* Your instructions *
From the data that follows, copy every line holding the string "title".

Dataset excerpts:
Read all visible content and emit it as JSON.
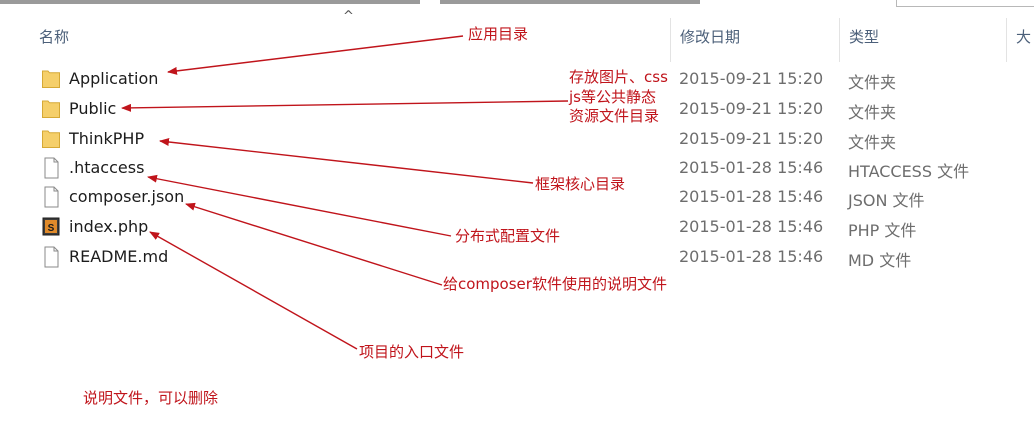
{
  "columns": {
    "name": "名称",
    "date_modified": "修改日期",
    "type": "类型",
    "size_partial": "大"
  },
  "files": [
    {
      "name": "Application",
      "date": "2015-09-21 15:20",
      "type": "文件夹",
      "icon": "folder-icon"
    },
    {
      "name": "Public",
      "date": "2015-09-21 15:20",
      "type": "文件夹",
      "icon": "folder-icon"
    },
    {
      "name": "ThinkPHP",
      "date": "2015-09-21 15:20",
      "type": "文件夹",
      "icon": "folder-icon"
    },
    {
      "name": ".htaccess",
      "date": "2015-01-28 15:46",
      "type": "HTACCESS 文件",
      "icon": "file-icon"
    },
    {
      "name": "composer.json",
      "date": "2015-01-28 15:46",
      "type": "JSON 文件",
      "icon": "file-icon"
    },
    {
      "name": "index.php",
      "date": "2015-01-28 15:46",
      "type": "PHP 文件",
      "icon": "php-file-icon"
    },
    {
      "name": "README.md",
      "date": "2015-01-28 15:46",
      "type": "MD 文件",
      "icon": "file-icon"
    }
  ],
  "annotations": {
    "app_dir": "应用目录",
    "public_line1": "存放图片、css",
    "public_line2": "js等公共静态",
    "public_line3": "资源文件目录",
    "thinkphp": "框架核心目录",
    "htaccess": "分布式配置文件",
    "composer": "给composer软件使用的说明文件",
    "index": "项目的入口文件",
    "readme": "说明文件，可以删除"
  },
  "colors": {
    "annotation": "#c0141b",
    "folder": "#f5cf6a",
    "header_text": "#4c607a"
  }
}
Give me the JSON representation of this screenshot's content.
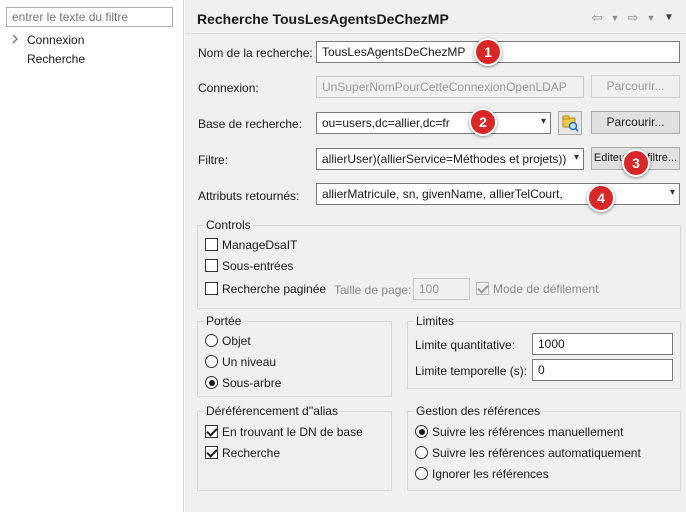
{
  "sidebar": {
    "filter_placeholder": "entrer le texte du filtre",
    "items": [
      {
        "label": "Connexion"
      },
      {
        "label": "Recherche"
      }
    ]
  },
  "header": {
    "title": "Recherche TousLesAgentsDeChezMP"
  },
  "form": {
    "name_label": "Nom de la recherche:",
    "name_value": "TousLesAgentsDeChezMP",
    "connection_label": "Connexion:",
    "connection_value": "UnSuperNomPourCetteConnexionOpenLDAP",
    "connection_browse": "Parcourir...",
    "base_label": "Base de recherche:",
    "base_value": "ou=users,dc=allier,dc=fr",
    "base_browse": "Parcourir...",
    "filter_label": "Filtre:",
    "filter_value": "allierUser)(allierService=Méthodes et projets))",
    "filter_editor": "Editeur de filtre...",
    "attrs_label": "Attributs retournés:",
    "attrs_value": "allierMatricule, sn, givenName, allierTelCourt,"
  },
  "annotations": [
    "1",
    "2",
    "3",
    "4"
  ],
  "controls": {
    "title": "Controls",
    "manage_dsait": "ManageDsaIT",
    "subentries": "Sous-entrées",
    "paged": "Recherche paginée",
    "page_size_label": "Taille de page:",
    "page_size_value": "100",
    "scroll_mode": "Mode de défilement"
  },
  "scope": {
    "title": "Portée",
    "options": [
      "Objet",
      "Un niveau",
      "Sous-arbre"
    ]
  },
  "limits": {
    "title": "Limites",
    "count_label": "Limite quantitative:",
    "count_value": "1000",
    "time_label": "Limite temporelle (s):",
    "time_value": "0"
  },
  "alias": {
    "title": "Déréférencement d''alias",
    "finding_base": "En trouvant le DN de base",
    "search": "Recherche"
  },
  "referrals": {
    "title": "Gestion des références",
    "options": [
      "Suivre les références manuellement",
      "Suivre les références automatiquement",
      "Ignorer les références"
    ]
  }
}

* Solution for this problem *
    "title": "Recherche TousLesAgentsDeChezMP"
    "title": "Controls",
    "title": "Portée",
    "title": "Limites",
    "title": "Déréférencement d''alias",
    "title": "Gestion des références",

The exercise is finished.